[Figure data in JSON]
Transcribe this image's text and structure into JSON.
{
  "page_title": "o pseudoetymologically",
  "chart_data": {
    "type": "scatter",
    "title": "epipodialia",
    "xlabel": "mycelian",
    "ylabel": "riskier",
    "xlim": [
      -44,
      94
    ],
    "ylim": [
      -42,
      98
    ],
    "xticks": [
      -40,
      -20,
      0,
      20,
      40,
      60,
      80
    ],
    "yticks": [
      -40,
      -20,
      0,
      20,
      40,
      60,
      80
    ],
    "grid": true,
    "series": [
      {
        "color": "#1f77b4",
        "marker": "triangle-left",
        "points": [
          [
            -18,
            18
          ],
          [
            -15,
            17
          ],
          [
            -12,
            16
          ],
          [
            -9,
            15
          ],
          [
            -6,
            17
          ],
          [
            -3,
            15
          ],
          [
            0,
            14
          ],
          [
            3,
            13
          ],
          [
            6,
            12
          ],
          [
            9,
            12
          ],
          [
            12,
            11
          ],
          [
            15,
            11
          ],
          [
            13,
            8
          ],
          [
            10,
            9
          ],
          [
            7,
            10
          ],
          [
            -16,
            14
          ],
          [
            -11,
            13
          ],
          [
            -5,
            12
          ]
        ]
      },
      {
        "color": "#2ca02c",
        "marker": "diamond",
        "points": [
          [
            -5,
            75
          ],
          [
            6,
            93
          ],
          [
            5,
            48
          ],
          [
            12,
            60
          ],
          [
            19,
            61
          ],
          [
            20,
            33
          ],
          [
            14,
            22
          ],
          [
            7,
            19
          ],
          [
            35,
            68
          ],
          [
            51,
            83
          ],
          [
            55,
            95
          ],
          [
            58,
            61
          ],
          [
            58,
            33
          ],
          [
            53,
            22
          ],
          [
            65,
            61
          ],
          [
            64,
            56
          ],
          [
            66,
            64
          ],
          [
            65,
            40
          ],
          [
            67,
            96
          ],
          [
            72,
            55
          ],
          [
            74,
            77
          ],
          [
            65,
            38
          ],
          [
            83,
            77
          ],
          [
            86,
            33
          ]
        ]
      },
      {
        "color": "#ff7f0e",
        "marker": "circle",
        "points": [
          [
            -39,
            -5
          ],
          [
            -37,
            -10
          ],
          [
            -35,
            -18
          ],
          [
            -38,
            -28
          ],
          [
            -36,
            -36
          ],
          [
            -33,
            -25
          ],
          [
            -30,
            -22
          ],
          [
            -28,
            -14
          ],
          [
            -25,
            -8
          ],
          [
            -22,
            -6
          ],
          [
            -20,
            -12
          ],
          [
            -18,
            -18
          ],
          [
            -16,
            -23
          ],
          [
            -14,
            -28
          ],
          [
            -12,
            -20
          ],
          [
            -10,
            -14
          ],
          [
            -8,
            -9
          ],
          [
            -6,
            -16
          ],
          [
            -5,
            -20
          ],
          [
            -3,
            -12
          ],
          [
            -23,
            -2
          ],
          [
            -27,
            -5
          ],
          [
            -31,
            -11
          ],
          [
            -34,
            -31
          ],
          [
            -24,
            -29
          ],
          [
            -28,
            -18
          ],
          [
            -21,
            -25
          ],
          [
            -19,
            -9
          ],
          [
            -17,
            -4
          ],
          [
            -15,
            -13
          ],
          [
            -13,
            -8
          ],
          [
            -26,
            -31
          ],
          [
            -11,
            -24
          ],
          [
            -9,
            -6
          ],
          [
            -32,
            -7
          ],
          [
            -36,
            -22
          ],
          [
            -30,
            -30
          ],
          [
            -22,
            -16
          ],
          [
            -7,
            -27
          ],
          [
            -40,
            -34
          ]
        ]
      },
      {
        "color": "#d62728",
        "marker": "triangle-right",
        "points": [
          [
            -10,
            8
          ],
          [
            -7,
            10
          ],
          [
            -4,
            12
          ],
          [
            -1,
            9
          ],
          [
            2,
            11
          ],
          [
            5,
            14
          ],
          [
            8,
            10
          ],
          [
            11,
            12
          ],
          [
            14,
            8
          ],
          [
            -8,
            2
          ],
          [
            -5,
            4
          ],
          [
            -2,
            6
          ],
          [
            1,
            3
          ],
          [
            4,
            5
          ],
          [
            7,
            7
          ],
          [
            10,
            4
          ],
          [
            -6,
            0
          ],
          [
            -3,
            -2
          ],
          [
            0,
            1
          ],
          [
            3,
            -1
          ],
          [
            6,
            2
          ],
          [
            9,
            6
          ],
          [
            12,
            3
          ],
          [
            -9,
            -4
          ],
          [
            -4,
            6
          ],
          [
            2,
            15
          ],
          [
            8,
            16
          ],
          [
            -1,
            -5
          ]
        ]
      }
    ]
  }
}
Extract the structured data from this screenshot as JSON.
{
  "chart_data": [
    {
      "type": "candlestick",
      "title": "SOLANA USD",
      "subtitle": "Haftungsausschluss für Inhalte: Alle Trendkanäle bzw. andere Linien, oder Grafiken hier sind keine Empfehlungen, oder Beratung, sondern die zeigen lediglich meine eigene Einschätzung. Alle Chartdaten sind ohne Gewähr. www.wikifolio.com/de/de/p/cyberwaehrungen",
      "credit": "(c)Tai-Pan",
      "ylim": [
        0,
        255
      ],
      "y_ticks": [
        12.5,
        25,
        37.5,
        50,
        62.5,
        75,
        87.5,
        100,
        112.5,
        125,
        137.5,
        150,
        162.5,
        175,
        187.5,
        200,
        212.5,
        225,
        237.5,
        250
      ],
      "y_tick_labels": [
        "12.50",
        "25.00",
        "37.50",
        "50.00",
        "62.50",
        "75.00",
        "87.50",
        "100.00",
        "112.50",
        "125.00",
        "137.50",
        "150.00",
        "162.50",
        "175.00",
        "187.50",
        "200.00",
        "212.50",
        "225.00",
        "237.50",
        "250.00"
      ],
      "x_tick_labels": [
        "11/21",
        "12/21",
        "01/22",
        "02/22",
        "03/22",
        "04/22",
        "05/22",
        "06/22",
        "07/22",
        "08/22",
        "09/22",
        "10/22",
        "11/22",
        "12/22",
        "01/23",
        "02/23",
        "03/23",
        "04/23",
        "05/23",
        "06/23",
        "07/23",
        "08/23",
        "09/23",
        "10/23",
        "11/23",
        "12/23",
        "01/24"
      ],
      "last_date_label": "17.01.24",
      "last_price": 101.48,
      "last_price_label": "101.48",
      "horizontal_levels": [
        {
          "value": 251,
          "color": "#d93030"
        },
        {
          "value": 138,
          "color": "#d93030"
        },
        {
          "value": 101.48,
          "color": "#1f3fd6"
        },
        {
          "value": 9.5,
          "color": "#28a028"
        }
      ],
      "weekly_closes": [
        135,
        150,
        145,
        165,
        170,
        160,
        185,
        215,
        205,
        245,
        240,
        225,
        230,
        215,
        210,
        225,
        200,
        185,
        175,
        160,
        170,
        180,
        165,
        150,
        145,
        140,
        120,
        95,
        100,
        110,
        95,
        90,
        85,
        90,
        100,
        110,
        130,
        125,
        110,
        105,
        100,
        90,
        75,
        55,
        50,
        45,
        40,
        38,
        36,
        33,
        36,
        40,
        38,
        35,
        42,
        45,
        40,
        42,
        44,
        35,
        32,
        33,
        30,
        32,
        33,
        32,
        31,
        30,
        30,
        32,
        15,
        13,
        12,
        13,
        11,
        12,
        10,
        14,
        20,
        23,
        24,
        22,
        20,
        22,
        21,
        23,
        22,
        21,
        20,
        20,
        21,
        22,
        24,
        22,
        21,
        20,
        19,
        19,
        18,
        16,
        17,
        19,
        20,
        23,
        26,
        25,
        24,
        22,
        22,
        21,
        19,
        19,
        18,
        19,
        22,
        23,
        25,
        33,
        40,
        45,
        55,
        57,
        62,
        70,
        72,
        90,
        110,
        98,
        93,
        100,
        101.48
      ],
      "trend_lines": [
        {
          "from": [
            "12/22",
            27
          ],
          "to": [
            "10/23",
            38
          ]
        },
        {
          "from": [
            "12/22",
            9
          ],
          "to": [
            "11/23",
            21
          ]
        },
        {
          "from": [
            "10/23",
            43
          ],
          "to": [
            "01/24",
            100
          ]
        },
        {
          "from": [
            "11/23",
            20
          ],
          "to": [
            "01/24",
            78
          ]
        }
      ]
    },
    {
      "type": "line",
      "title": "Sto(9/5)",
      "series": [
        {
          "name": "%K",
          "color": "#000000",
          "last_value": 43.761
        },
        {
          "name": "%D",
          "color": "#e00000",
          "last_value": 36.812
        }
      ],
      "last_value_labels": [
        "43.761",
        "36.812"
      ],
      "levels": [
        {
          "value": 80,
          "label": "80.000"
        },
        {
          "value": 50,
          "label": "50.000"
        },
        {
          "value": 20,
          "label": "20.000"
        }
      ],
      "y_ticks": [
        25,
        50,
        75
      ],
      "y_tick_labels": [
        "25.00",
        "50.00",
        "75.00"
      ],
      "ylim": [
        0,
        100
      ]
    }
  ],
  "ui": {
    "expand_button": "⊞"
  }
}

_To do_
For each line of the entries that includes "type", show that line.

_Answer below_
    "type": "scatter",
      "type": "candlestick",
      "type": "line",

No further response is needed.